## Stated goal
Write down each entry again, exactly as it reads.

Dataset items:
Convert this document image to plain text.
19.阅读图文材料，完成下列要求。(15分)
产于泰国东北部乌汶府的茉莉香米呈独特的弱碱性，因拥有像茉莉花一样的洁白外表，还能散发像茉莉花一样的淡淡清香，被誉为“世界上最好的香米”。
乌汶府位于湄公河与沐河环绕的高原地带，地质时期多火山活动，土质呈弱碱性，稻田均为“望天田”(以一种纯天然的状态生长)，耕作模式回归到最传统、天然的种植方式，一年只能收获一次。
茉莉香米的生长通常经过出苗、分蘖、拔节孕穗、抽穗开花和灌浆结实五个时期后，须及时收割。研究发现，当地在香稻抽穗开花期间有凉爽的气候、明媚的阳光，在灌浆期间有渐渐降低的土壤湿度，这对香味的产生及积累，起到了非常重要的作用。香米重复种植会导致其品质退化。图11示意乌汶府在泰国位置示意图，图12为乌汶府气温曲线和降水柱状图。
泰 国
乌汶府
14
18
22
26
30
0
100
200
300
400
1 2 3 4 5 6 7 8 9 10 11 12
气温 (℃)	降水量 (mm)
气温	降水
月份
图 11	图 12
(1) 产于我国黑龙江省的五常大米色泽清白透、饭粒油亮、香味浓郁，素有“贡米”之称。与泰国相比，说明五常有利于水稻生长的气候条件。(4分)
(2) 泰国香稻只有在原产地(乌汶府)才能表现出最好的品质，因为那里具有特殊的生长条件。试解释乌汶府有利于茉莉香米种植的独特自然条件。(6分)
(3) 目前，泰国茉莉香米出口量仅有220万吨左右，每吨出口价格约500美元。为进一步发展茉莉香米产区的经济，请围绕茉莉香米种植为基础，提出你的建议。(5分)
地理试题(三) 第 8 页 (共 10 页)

## Complete output
Convert this document image to plain text.
19.阅读图文材料，完成下列要求。(15分)
产于泰国东北部乌汶府的茉莉香米呈独特的弱碱性，因拥有像茉莉花一样的洁白外表，还能散发像茉莉花一样的淡淡清香，被誉为“世界上最好的香米”。
乌汶府位于湄公河与沐河环绕的高原地带，地质时期多火山活动，土质呈弱碱性，稻田均为“望天田”(以一种纯天然的状态生长)，耕作模式回归到最传统、天然的种植方式，一年只能收获一次。
茉莉香米的生长通常经过出苗、分蘖、拔节孕穗、抽穗开花和灌浆结实五个时期后，须及时收割。研究发现，当地在香稻抽穗开花期间有凉爽的气候、明媚的阳光，在灌浆期间有渐渐降低的土壤湿度，这对香味的产生及积累，起到了非常重要的作用。香米重复种植会导致其品质退化。图11示意乌汶府在泰国位置示意图，图12为乌汶府气温曲线和降水柱状图。
泰 国
乌汶府
14
18
22
26
30
0
100
200
300
400
1 2 3 4 5 6 7 8 9 10 11 12
气温 (℃)	降水量 (mm)
气温	降水
月份
图 11	图 12
(1) 产于我国黑龙江省的五常大米色泽清白透、饭粒油亮、香味浓郁，素有“贡米”之称。与泰国相比，说明五常有利于水稻生长的气候条件。(4分)
(2) 泰国香稻只有在原产地(乌汶府)才能表现出最好的品质，因为那里具有特殊的生长条件。试解释乌汶府有利于茉莉香米种植的独特自然条件。(6分)
(3) 目前，泰国茉莉香米出口量仅有220万吨左右，每吨出口价格约500美元。为进一步发展茉莉香米产区的经济，请围绕茉莉香米种植为基础，提出你的建议。(5分)
地理试题(三) 第 8 页 (共 10 页)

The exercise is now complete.